→ What the exercise asks
Gather up every line that includes the string "SEBAGAI".

→ Material provided
━━━━━━━━━━━━━━━━━━━━

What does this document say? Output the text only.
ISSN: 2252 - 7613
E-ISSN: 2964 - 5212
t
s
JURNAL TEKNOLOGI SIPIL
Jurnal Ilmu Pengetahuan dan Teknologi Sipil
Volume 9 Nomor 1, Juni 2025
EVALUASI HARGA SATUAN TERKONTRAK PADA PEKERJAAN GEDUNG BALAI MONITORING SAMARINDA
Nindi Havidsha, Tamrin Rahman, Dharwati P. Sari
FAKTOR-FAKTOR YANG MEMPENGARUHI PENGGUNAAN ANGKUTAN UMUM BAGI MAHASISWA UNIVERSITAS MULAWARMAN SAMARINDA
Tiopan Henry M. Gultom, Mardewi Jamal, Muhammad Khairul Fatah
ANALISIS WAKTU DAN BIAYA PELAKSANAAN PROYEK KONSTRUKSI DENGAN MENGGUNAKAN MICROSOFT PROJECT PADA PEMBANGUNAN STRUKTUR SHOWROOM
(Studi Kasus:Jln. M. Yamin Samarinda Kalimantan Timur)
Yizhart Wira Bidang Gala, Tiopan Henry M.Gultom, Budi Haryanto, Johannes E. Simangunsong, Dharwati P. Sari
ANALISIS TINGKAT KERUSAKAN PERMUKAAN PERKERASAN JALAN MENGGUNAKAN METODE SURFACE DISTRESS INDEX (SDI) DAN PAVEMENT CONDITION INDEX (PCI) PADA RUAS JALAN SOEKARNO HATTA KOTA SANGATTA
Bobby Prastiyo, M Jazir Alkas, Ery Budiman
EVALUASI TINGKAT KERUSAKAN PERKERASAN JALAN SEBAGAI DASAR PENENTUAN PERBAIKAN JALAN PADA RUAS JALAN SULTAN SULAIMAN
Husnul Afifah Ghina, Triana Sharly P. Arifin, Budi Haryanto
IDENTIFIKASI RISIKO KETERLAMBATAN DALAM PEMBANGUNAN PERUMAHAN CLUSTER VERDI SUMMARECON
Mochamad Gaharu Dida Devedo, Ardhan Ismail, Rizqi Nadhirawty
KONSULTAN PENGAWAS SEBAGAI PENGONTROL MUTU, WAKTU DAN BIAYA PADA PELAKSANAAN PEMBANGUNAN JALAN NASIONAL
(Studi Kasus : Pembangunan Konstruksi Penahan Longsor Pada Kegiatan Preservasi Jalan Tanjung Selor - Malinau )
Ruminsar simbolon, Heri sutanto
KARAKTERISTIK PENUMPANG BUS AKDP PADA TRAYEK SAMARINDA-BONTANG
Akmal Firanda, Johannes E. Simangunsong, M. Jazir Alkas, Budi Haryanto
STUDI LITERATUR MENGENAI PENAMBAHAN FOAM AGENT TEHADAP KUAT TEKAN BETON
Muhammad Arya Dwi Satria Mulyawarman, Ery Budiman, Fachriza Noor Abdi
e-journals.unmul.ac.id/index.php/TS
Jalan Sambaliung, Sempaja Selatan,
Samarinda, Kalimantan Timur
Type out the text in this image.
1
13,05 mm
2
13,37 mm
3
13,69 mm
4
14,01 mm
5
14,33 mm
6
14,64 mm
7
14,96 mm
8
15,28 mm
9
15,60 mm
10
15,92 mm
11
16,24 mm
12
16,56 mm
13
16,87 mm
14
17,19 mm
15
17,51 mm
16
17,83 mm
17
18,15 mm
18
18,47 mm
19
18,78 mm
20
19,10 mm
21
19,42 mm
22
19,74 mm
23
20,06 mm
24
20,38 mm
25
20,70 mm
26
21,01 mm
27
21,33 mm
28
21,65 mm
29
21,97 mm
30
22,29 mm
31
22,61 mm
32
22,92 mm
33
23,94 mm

━━━━━━━━━━━━━━━━━━━━

→ The result
EVALUASI TINGKAT KERUSAKAN PERKERASAN JALAN SEBAGAI DASAR PENENTUAN PERBAIKAN JALAN PADA RUAS JALAN SULTAN SULAIMAN
KONSULTAN PENGAWAS SEBAGAI PENGONTROL MUTU, WAKTU DAN BIAYA PADA PELAKSANAAN PEMBANGUNAN JALAN NASIONAL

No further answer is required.